▶

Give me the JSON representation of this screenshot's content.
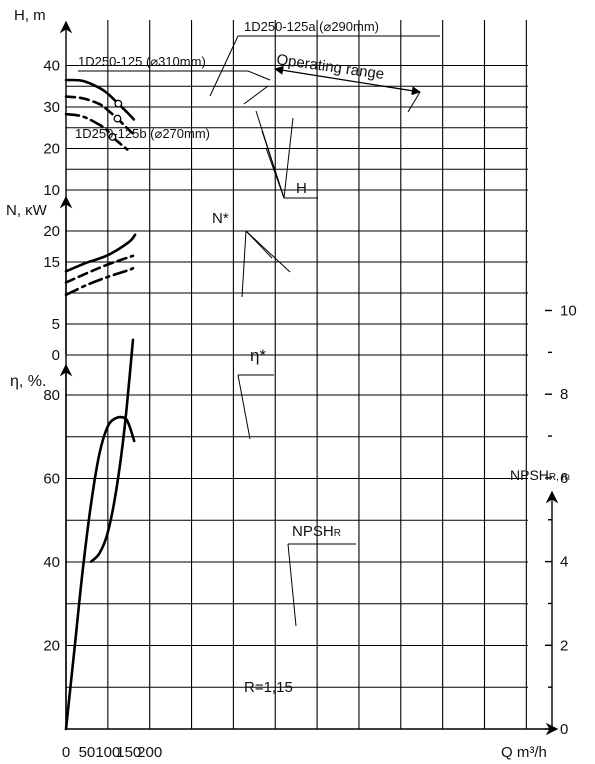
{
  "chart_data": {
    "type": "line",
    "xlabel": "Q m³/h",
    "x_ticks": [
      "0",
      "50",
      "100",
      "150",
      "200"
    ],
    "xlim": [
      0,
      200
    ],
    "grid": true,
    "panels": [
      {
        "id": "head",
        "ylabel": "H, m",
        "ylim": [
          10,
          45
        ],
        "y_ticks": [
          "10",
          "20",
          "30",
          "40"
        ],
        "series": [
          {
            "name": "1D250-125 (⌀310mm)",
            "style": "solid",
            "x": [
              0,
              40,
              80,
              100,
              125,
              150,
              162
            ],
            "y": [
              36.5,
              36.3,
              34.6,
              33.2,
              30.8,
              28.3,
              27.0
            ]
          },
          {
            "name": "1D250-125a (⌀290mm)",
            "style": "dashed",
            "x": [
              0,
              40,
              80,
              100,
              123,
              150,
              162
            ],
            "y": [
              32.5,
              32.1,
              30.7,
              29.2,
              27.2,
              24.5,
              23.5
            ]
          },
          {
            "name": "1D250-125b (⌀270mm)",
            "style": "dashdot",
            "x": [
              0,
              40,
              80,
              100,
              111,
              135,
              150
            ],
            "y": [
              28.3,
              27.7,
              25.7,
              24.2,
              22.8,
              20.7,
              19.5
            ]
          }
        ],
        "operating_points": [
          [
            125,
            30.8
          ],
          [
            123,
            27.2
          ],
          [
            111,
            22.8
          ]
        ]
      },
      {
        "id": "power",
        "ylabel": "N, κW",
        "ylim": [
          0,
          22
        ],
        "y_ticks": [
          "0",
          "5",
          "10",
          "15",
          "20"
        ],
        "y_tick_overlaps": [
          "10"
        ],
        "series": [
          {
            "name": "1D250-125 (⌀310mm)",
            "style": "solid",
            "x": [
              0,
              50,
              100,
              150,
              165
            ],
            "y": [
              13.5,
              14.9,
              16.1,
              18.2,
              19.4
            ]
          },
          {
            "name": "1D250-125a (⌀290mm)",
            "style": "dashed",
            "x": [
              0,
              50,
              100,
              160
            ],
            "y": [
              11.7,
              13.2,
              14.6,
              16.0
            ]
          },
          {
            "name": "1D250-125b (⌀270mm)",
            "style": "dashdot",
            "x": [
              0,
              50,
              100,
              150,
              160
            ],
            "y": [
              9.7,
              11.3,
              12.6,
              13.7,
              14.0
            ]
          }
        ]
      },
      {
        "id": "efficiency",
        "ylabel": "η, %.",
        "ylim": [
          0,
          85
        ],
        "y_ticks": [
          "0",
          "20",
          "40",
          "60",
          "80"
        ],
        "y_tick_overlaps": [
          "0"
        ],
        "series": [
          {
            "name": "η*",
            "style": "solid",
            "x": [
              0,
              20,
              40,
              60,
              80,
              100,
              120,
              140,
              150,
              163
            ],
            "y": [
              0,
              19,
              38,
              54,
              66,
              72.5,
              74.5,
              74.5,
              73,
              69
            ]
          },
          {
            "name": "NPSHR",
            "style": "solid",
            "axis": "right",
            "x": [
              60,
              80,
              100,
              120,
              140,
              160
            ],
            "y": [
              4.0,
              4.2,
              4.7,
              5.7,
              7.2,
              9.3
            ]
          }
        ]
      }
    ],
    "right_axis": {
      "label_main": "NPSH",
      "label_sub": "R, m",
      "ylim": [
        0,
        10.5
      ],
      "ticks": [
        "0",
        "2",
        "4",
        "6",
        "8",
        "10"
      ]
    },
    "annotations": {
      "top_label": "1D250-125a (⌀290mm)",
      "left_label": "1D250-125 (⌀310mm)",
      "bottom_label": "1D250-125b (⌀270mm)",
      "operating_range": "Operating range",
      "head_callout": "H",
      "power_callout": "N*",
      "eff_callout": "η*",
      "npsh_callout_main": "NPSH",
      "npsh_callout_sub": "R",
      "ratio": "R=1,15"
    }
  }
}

◀

- Aim: Write out again every line above exactly as given; the pictures do not belong in the copy.

- Output for this exercise:
Give me the JSON representation of this screenshot's content.
{
  "chart_data": {
    "type": "line",
    "xlabel": "Q m³/h",
    "x_ticks": [
      "0",
      "50",
      "100",
      "150",
      "200"
    ],
    "xlim": [
      0,
      200
    ],
    "grid": true,
    "panels": [
      {
        "id": "head",
        "ylabel": "H, m",
        "ylim": [
          10,
          45
        ],
        "y_ticks": [
          "10",
          "20",
          "30",
          "40"
        ],
        "series": [
          {
            "name": "1D250-125 (⌀310mm)",
            "style": "solid",
            "x": [
              0,
              40,
              80,
              100,
              125,
              150,
              162
            ],
            "y": [
              36.5,
              36.3,
              34.6,
              33.2,
              30.8,
              28.3,
              27.0
            ]
          },
          {
            "name": "1D250-125a (⌀290mm)",
            "style": "dashed",
            "x": [
              0,
              40,
              80,
              100,
              123,
              150,
              162
            ],
            "y": [
              32.5,
              32.1,
              30.7,
              29.2,
              27.2,
              24.5,
              23.5
            ]
          },
          {
            "name": "1D250-125b (⌀270mm)",
            "style": "dashdot",
            "x": [
              0,
              40,
              80,
              100,
              111,
              135,
              150
            ],
            "y": [
              28.3,
              27.7,
              25.7,
              24.2,
              22.8,
              20.7,
              19.5
            ]
          }
        ],
        "operating_points": [
          [
            125,
            30.8
          ],
          [
            123,
            27.2
          ],
          [
            111,
            22.8
          ]
        ]
      },
      {
        "id": "power",
        "ylabel": "N, κW",
        "ylim": [
          0,
          22
        ],
        "y_ticks": [
          "0",
          "5",
          "10",
          "15",
          "20"
        ],
        "y_tick_overlaps": [
          "10"
        ],
        "series": [
          {
            "name": "1D250-125 (⌀310mm)",
            "style": "solid",
            "x": [
              0,
              50,
              100,
              150,
              165
            ],
            "y": [
              13.5,
              14.9,
              16.1,
              18.2,
              19.4
            ]
          },
          {
            "name": "1D250-125a (⌀290mm)",
            "style": "dashed",
            "x": [
              0,
              50,
              100,
              160
            ],
            "y": [
              11.7,
              13.2,
              14.6,
              16.0
            ]
          },
          {
            "name": "1D250-125b (⌀270mm)",
            "style": "dashdot",
            "x": [
              0,
              50,
              100,
              150,
              160
            ],
            "y": [
              9.7,
              11.3,
              12.6,
              13.7,
              14.0
            ]
          }
        ]
      },
      {
        "id": "efficiency",
        "ylabel": "η, %.",
        "ylim": [
          0,
          85
        ],
        "y_ticks": [
          "0",
          "20",
          "40",
          "60",
          "80"
        ],
        "y_tick_overlaps": [
          "0"
        ],
        "series": [
          {
            "name": "η*",
            "style": "solid",
            "x": [
              0,
              20,
              40,
              60,
              80,
              100,
              120,
              140,
              150,
              163
            ],
            "y": [
              0,
              19,
              38,
              54,
              66,
              72.5,
              74.5,
              74.5,
              73,
              69
            ]
          },
          {
            "name": "NPSHR",
            "style": "solid",
            "axis": "right",
            "x": [
              60,
              80,
              100,
              120,
              140,
              160
            ],
            "y": [
              4.0,
              4.2,
              4.7,
              5.7,
              7.2,
              9.3
            ]
          }
        ]
      }
    ],
    "right_axis": {
      "label_main": "NPSH",
      "label_sub": "R, m",
      "ylim": [
        0,
        10.5
      ],
      "ticks": [
        "0",
        "2",
        "4",
        "6",
        "8",
        "10"
      ]
    },
    "annotations": {
      "top_label": "1D250-125a (⌀290mm)",
      "left_label": "1D250-125 (⌀310mm)",
      "bottom_label": "1D250-125b (⌀270mm)",
      "operating_range": "Operating range",
      "head_callout": "H",
      "power_callout": "N*",
      "eff_callout": "η*",
      "npsh_callout_main": "NPSH",
      "npsh_callout_sub": "R",
      "ratio": "R=1,15"
    }
  }
}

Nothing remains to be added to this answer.